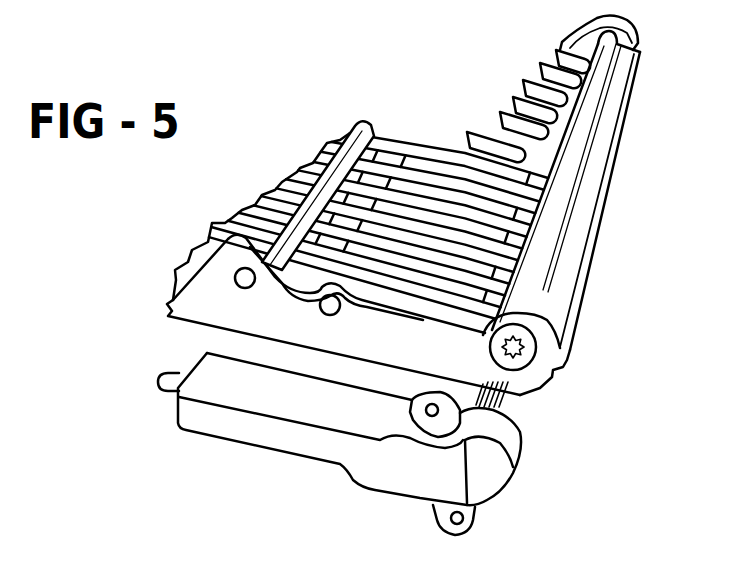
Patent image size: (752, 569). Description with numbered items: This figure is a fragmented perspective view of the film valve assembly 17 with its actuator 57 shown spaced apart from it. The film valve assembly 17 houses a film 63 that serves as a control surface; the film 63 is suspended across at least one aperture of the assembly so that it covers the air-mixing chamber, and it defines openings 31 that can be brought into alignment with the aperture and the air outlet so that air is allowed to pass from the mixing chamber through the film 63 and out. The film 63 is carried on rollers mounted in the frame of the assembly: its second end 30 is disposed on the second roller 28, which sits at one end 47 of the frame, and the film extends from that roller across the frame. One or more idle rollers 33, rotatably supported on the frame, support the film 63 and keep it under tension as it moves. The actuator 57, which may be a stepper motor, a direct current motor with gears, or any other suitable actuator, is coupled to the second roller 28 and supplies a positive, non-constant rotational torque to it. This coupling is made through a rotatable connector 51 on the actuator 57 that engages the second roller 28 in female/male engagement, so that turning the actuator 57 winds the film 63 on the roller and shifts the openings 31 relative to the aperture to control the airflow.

The film valve assembly 17 is at (587, 205).
The second roller 28 is at (555, 235).
The second end 30 is at (623, 49).
The openings 31 is at (442, 163).
The idle rollers 33 is at (303, 195).
The end of the frame 47 is at (610, 185).
The rotatable connector 51 is at (510, 408).
The actuator 57 is at (172, 430).
The film 63 is at (557, 117).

-=-=-

# 作業内容
上記の行のうち、冒頭から「The film valve assembly 17 is at (587, 205).」を含む行までの部分を、両端の行も含めて一字一句たがえずに繰り返してください。画像は回答に含めないでください。

# 出力結果
Patent image size: (752, 569). Description with numbered items: This figure is a fragmented perspective view of the film valve assembly 17 with its actuator 57 shown spaced apart from it. The film valve assembly 17 houses a film 63 that serves as a control surface; the film 63 is suspended across at least one aperture of the assembly so that it covers the air-mixing chamber, and it defines openings 31 that can be brought into alignment with the aperture and the air outlet so that air is allowed to pass from the mixing chamber through the film 63 and out. The film 63 is carried on rollers mounted in the frame of the assembly: its second end 30 is disposed on the second roller 28, which sits at one end 47 of the frame, and the film extends from that roller across the frame. One or more idle rollers 33, rotatably supported on the frame, support the film 63 and keep it under tension as it moves. The actuator 57, which may be a stepper motor, a direct current motor with gears, or any other suitable actuator, is coupled to the second roller 28 and supplies a positive, non-constant rotational torque to it. This coupling is made through a rotatable connector 51 on the actuator 57 that engages the second roller 28 in female/male engagement, so that turning the actuator 57 winds the film 63 on the roller and shifts the openings 31 relative to the aperture to control the airflow.

The film valve assembly 17 is at (587, 205).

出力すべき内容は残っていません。